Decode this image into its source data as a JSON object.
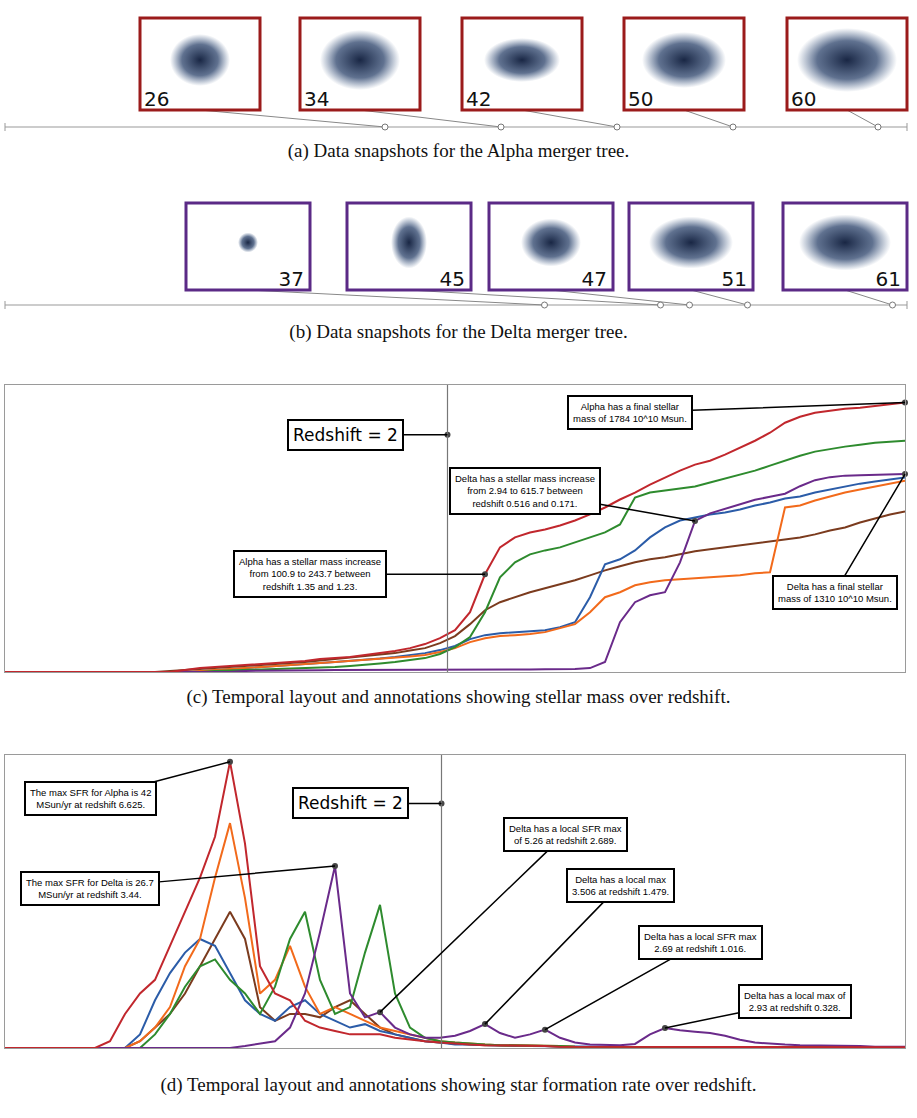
{
  "snapshots": [
    {
      "caption": "(a) Data snapshots for the Alpha merger tree.",
      "color": "#9b1b1b",
      "labels": [
        26,
        34,
        42,
        50,
        60
      ]
    },
    {
      "caption": "(b) Data snapshots for the Delta merger tree.",
      "color": "#5b2a86",
      "labels": [
        37,
        45,
        47,
        51,
        61
      ]
    }
  ],
  "chart_data": [
    {
      "type": "line",
      "caption": "(c) Temporal layout and annotations showing stellar mass over redshift.",
      "x": [
        0,
        1,
        2,
        3,
        4,
        5,
        6,
        7,
        8,
        9,
        10,
        11,
        12,
        13,
        14,
        15,
        16,
        17,
        18,
        19,
        20,
        21,
        22,
        23,
        24,
        25,
        26,
        27,
        28,
        29,
        30,
        31,
        32,
        33,
        34,
        35,
        36,
        37,
        38,
        39,
        40,
        41,
        42,
        43,
        44,
        45,
        46,
        47,
        48,
        49,
        50,
        51,
        52,
        53,
        54,
        55,
        56,
        57,
        58,
        59,
        60
      ],
      "xlim": [
        0,
        60
      ],
      "ylim": [
        0,
        1900
      ],
      "tick_labels": false,
      "grid": false,
      "reference_lines": [
        {
          "x": 29.5,
          "label": "Redshift = 2",
          "label_y": 1571
        }
      ],
      "series": [
        {
          "color": "#7b3b1e",
          "values": [
            0,
            0,
            0,
            0,
            0,
            0,
            0,
            0,
            0,
            0,
            0,
            7,
            13,
            20,
            26,
            33,
            40,
            46,
            53,
            59,
            66,
            76,
            86,
            96,
            106,
            116,
            125,
            142,
            158,
            191,
            238,
            317,
            409,
            462,
            495,
            528,
            554,
            581,
            607,
            640,
            673,
            700,
            726,
            746,
            759,
            779,
            799,
            812,
            825,
            838,
            851,
            865,
            878,
            891,
            911,
            937,
            957,
            990,
            1016,
            1043,
            1063
          ]
        },
        {
          "color": "#2b5ca8",
          "values": [
            0,
            0,
            0,
            0,
            0,
            0,
            0,
            0,
            0,
            0,
            0,
            0,
            0,
            7,
            13,
            20,
            26,
            33,
            40,
            46,
            53,
            59,
            66,
            73,
            79,
            89,
            99,
            112,
            125,
            145,
            172,
            218,
            244,
            257,
            264,
            271,
            277,
            297,
            330,
            495,
            713,
            746,
            805,
            891,
            957,
            1003,
            1023,
            1043,
            1056,
            1076,
            1102,
            1122,
            1148,
            1162,
            1188,
            1208,
            1228,
            1247,
            1261,
            1274,
            1287
          ]
        },
        {
          "color": "#f26a1b",
          "values": [
            0,
            0,
            0,
            0,
            0,
            0,
            0,
            0,
            0,
            0,
            0,
            0,
            0,
            7,
            13,
            20,
            26,
            33,
            40,
            46,
            53,
            59,
            66,
            73,
            79,
            86,
            92,
            102,
            112,
            132,
            158,
            198,
            224,
            238,
            244,
            251,
            264,
            290,
            317,
            396,
            495,
            528,
            574,
            594,
            607,
            614,
            620,
            627,
            634,
            640,
            653,
            660,
            1089,
            1102,
            1135,
            1162,
            1188,
            1208,
            1228,
            1247,
            1267
          ]
        },
        {
          "color": "#2e8b2e",
          "values": [
            0,
            0,
            0,
            0,
            0,
            0,
            0,
            0,
            0,
            0,
            0,
            0,
            0,
            0,
            7,
            10,
            13,
            16,
            20,
            23,
            26,
            30,
            33,
            40,
            46,
            56,
            66,
            79,
            92,
            119,
            165,
            231,
            396,
            627,
            726,
            779,
            805,
            825,
            858,
            891,
            924,
            977,
            1155,
            1188,
            1201,
            1214,
            1228,
            1254,
            1280,
            1307,
            1333,
            1366,
            1399,
            1432,
            1459,
            1478,
            1492,
            1505,
            1518,
            1525,
            1531
          ]
        },
        {
          "name": "Delta",
          "color": "#6a2a8a",
          "values": [
            0,
            0,
            0,
            0,
            0,
            0,
            0,
            0,
            0,
            0,
            0,
            0,
            0,
            0,
            0,
            0,
            7,
            7,
            7,
            8,
            10,
            11,
            13,
            13,
            13,
            13,
            13,
            13,
            13,
            14,
            15,
            15,
            15,
            16,
            17,
            17,
            18,
            19,
            20,
            26,
            66,
            330,
            462,
            508,
            528,
            726,
            1000,
            1050,
            1080,
            1110,
            1140,
            1160,
            1180,
            1230,
            1270,
            1290,
            1300,
            1303,
            1306,
            1308,
            1310
          ]
        },
        {
          "name": "Alpha",
          "color": "#c1272d",
          "values": [
            0,
            0,
            0,
            0,
            0,
            0,
            0,
            0,
            0,
            0,
            0,
            0,
            13,
            26,
            33,
            40,
            46,
            53,
            59,
            66,
            73,
            86,
            92,
            99,
            112,
            125,
            139,
            158,
            185,
            224,
            277,
            396,
            647,
            825,
            891,
            924,
            944,
            970,
            1003,
            1043,
            1089,
            1142,
            1188,
            1241,
            1287,
            1333,
            1373,
            1399,
            1439,
            1485,
            1531,
            1584,
            1650,
            1690,
            1716,
            1729,
            1742,
            1749,
            1762,
            1775,
            1784
          ]
        }
      ],
      "annotations": [
        {
          "text": [
            "Alpha has a final stellar",
            "mass of 1784 10^10 Msun."
          ],
          "series": "Alpha",
          "x": 60
        },
        {
          "text": [
            "Delta has a final stellar",
            "mass of 1310 10^10 Msun."
          ],
          "series": "Delta",
          "x": 60
        },
        {
          "text": [
            "Alpha has a stellar mass increase",
            "from 100.9 to 243.7 between",
            "redshift 1.35 and 1.23."
          ],
          "series": "Alpha",
          "x": 32
        },
        {
          "text": [
            "Delta has a stellar mass increase",
            "from 2.94 to 615.7 between",
            "redshift 0.516 and 0.171."
          ],
          "series": "Delta",
          "x": 46
        }
      ]
    },
    {
      "type": "line",
      "caption": "(d) Temporal layout and annotations showing star formation rate over redshift.",
      "x": [
        0,
        1,
        2,
        3,
        4,
        5,
        6,
        7,
        8,
        9,
        10,
        11,
        12,
        13,
        14,
        15,
        16,
        17,
        18,
        19,
        20,
        21,
        22,
        23,
        24,
        25,
        26,
        27,
        28,
        29,
        30,
        31,
        32,
        33,
        34,
        35,
        36,
        37,
        38,
        39,
        40,
        41,
        42,
        43,
        44,
        45,
        46,
        47,
        48,
        49,
        50,
        51,
        52,
        53,
        54,
        55,
        56,
        57,
        58,
        59,
        60
      ],
      "xlim": [
        0,
        60
      ],
      "ylim": [
        0,
        43
      ],
      "tick_labels": false,
      "grid": false,
      "reference_lines": [
        {
          "x": 29.1,
          "label": "Redshift = 2",
          "label_y": 35.9
        }
      ],
      "series": [
        {
          "color": "#7b3b1e",
          "values": [
            0,
            0,
            0,
            0,
            0,
            0,
            0,
            0,
            0,
            1,
            3,
            5,
            8,
            12,
            16,
            20,
            16,
            6,
            4,
            5,
            5,
            4.5,
            6,
            7,
            5,
            3,
            2,
            1.5,
            1,
            0.8,
            0.6,
            0.5,
            0.4,
            0.4,
            0.3,
            0.3,
            0.3,
            0.2,
            0.2,
            0.2,
            0.2,
            0.1,
            0.1,
            0.1,
            0.1,
            0.1,
            0.1,
            0.1,
            0.1,
            0.1,
            0.1,
            0.1,
            0.1,
            0.1,
            0.1,
            0.1,
            0.1,
            0.1,
            0.1,
            0.1,
            0.1
          ]
        },
        {
          "color": "#2b5ca8",
          "values": [
            0,
            0,
            0,
            0,
            0,
            0,
            0,
            0,
            0,
            2,
            7,
            11,
            14,
            16,
            15,
            11,
            7,
            5,
            4,
            6,
            7,
            5,
            4,
            3,
            3.5,
            2.5,
            2,
            1.5,
            1,
            0.8,
            0.5,
            0.5,
            0.4,
            0.4,
            0.3,
            0.3,
            0.3,
            0.2,
            0.2,
            0.2,
            0.2,
            0.1,
            0.1,
            0.1,
            0.1,
            0.1,
            0.1,
            0.1,
            0.1,
            0.1,
            0.1,
            0.1,
            0.1,
            0.1,
            0.1,
            0.1,
            0.1,
            0.1,
            0.1,
            0.1,
            0.1
          ]
        },
        {
          "color": "#f26a1b",
          "values": [
            0,
            0,
            0,
            0,
            0,
            0,
            0,
            0,
            0,
            1,
            3,
            6,
            12,
            16,
            25,
            33,
            22,
            8,
            10,
            15,
            9,
            5,
            6,
            5,
            4,
            3,
            2.5,
            2,
            1.5,
            1,
            0.8,
            0.6,
            0.5,
            0.4,
            0.4,
            0.3,
            0.3,
            0.3,
            0.2,
            0.2,
            0.2,
            0.1,
            0.1,
            0.1,
            0.1,
            0.1,
            0.1,
            0.1,
            0.1,
            0.1,
            0.1,
            0.1,
            0.1,
            0.1,
            0.1,
            0.1,
            0.1,
            0.1,
            0.1,
            0.1,
            0.1
          ]
        },
        {
          "color": "#2e8b2e",
          "values": [
            0,
            0,
            0,
            0,
            0,
            0,
            0,
            0,
            0,
            0,
            2,
            5,
            9,
            12,
            13,
            10,
            8,
            5,
            9,
            16,
            20,
            10,
            5,
            6,
            14,
            21,
            8,
            3,
            1.5,
            1,
            0.8,
            0.6,
            0.5,
            0.4,
            0.4,
            0.3,
            0.3,
            0.3,
            0.2,
            0.2,
            0.2,
            0.1,
            0.1,
            0.1,
            0.1,
            0.1,
            0.1,
            0.1,
            0.1,
            0.1,
            0.1,
            0.1,
            0.1,
            0.1,
            0.1,
            0.1,
            0.1,
            0.1,
            0.1,
            0.1,
            0.1
          ]
        },
        {
          "name": "Delta",
          "color": "#6a2a8a",
          "values": [
            0,
            0,
            0,
            0,
            0,
            0,
            0,
            0,
            0,
            0,
            0,
            0,
            0,
            0,
            0,
            0,
            0.3,
            0.6,
            1,
            3,
            8,
            17,
            26.7,
            8,
            4.5,
            5.26,
            3,
            2,
            1.5,
            1.5,
            1.8,
            2.5,
            3.506,
            2.2,
            1.5,
            2,
            2.69,
            1.5,
            0.8,
            0.5,
            0.4,
            0.4,
            0.6,
            2,
            2.93,
            2.6,
            2.4,
            2.2,
            1.8,
            1.2,
            0.8,
            0.6,
            0.5,
            0.4,
            0.4,
            0.3,
            0.3,
            0.3,
            0.2,
            0.2,
            0.2
          ]
        },
        {
          "name": "Alpha",
          "color": "#c1272d",
          "values": [
            0,
            0,
            0,
            0,
            0,
            0,
            0,
            1,
            5,
            8,
            10,
            15,
            20,
            25,
            31,
            42,
            30,
            12,
            8,
            7,
            4,
            3,
            2.5,
            2,
            2,
            2,
            1.5,
            1.2,
            1,
            0.8,
            0.6,
            0.5,
            0.4,
            0.4,
            0.3,
            0.3,
            0.3,
            0.2,
            0.2,
            0.2,
            0.2,
            0.1,
            0.1,
            0.1,
            0.1,
            0.1,
            0.1,
            0.1,
            0.1,
            0.1,
            0.1,
            0.1,
            0.1,
            0.1,
            0.1,
            0.1,
            0.1,
            0.1,
            0.1,
            0.1,
            0.1
          ]
        }
      ],
      "annotations": [
        {
          "text": [
            "The max SFR for Alpha is 42",
            "MSun/yr at redshift 6.625."
          ],
          "series": "Alpha",
          "x": 15
        },
        {
          "text": [
            "The max SFR for Delta is 26.7",
            "MSun/yr at redshift 3.44."
          ],
          "series": "Delta",
          "x": 22
        },
        {
          "text": [
            "Delta has a local SFR max",
            "of 5.26 at redshift 2.689."
          ],
          "series": "Delta",
          "x": 25
        },
        {
          "text": [
            "Delta has a local max",
            "3.506 at redshift 1.479."
          ],
          "series": "Delta",
          "x": 32
        },
        {
          "text": [
            "Delta has a local SFR max",
            "2.69 at redshift 1.016."
          ],
          "series": "Delta",
          "x": 36
        },
        {
          "text": [
            "Delta has a local max of",
            "2.93 at redshift 0.328."
          ],
          "series": "Delta",
          "x": 44
        }
      ]
    }
  ]
}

● ● ● ●

# [What you are asked to do]
Using the listing above, return all lines where the word "local" occurs.

# [Answer to the task]
            "Delta has a local SFR max",
            "Delta has a local max",
            "Delta has a local SFR max",
            "Delta has a local max of",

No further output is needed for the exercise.